# WORK TO COMPLETE
How many lines of the data hold the word "λειτουργεί"? State the number and nothing else.

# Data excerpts
--------

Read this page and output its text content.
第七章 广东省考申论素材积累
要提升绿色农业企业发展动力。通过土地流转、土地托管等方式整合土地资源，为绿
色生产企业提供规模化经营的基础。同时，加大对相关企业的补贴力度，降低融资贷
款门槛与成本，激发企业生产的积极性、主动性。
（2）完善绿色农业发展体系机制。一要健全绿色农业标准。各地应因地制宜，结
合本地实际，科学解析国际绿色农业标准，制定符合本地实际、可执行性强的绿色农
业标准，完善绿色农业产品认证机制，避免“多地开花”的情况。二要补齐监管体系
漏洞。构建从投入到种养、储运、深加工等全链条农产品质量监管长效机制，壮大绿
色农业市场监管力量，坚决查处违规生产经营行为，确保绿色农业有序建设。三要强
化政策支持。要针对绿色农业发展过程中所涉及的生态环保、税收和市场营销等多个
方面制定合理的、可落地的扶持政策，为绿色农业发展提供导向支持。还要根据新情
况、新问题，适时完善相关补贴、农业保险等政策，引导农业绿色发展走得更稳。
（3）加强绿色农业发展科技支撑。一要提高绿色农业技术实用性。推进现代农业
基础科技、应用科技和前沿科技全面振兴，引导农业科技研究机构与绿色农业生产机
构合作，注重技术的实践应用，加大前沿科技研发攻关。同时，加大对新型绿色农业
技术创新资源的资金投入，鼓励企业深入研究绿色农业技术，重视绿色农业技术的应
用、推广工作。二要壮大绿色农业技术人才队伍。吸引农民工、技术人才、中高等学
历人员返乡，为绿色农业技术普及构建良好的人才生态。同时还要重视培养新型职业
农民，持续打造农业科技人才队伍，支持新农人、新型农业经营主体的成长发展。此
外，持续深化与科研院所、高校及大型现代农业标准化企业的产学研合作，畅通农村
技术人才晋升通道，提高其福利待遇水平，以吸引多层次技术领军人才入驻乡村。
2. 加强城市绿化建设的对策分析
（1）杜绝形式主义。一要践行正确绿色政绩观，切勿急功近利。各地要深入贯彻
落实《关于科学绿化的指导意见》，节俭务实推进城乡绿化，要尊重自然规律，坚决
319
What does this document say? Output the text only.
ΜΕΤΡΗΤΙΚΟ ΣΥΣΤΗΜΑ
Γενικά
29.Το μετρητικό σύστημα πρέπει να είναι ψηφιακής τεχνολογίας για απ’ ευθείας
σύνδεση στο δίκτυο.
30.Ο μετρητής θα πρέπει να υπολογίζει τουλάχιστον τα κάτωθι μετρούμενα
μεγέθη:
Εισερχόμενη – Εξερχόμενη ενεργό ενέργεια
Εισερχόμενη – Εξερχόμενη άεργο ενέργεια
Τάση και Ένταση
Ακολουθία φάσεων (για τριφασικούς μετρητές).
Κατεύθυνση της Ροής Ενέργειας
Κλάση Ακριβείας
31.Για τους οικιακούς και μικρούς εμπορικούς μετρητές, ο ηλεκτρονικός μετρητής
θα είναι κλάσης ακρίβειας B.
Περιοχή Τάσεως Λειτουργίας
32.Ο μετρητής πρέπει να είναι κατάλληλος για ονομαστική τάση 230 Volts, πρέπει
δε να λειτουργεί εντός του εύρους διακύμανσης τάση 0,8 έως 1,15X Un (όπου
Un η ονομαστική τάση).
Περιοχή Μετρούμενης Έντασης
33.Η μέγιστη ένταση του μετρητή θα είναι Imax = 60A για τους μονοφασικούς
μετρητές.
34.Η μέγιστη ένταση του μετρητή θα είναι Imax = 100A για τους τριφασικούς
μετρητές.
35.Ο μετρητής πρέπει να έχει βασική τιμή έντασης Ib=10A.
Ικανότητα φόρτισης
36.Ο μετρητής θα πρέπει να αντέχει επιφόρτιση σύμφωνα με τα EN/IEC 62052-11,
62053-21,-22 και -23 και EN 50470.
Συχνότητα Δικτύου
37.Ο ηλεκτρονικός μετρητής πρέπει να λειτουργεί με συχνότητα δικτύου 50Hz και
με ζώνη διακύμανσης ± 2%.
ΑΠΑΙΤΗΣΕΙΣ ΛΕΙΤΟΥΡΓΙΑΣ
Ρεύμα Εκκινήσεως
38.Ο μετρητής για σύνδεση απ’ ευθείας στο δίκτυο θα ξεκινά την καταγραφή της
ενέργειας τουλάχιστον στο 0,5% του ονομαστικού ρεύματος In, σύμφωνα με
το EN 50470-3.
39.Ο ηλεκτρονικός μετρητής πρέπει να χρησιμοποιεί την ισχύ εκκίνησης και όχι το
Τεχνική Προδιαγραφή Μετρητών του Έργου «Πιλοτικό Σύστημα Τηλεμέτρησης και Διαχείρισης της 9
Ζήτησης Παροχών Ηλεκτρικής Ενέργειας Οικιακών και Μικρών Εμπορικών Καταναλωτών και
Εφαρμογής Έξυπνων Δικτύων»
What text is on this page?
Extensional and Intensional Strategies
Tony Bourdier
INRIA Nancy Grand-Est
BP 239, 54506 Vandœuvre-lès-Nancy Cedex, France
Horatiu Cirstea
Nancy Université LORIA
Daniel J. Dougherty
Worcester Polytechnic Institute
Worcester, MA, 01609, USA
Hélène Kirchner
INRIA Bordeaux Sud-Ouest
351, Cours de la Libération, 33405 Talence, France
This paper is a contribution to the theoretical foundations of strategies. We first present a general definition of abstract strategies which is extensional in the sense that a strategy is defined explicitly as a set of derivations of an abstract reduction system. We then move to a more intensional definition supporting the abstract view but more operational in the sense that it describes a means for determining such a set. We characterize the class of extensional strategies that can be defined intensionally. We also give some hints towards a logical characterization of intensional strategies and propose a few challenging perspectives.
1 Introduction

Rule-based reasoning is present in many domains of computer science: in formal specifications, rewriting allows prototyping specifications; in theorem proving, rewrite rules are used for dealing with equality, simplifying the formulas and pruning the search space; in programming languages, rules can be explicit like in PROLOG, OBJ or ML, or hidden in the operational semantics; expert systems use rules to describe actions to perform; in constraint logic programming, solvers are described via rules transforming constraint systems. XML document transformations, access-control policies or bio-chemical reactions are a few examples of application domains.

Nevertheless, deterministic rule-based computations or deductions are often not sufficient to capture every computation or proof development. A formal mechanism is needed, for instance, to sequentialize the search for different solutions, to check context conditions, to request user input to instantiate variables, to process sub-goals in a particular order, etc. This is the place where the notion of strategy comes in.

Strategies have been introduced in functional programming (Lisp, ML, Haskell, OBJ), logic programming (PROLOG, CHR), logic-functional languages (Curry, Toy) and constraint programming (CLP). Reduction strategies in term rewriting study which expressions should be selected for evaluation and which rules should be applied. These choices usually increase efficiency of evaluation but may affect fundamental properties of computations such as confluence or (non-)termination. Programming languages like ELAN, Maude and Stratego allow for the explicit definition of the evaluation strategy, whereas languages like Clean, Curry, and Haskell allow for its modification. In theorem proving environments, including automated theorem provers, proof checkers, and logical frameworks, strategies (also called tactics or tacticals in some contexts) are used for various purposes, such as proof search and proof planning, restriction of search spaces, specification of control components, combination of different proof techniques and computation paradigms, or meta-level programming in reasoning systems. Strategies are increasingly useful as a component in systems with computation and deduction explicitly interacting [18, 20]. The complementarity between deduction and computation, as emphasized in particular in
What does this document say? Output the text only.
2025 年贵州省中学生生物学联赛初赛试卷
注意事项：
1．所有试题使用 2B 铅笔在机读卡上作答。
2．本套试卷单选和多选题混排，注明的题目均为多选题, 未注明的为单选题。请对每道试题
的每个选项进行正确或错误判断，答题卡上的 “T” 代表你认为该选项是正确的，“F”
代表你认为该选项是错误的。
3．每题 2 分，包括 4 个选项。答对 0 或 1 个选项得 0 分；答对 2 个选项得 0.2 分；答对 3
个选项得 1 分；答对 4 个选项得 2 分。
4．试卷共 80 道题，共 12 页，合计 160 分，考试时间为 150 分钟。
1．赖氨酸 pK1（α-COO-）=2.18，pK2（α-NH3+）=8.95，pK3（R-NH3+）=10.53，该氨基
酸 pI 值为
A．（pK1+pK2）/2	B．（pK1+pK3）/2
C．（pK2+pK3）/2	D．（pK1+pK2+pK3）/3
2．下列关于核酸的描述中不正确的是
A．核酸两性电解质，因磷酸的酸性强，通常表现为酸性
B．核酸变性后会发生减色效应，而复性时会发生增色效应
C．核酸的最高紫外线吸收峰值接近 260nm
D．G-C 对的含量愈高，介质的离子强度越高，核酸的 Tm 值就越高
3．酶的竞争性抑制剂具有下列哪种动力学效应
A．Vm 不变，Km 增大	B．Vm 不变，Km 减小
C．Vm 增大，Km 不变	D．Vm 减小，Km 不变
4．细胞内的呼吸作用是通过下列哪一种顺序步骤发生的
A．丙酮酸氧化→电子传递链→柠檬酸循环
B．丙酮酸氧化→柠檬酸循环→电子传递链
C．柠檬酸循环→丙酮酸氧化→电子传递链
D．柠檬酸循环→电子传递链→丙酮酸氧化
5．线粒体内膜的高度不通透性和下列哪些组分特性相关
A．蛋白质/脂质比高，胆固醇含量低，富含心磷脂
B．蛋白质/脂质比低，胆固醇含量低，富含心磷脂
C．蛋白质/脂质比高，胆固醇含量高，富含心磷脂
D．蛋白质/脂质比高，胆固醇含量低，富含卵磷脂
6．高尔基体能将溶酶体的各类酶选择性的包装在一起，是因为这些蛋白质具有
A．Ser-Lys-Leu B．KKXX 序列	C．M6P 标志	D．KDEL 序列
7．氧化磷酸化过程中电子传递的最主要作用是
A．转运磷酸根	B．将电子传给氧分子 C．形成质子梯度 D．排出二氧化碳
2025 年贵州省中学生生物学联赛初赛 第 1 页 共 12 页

--------

# THE OUTPUT
2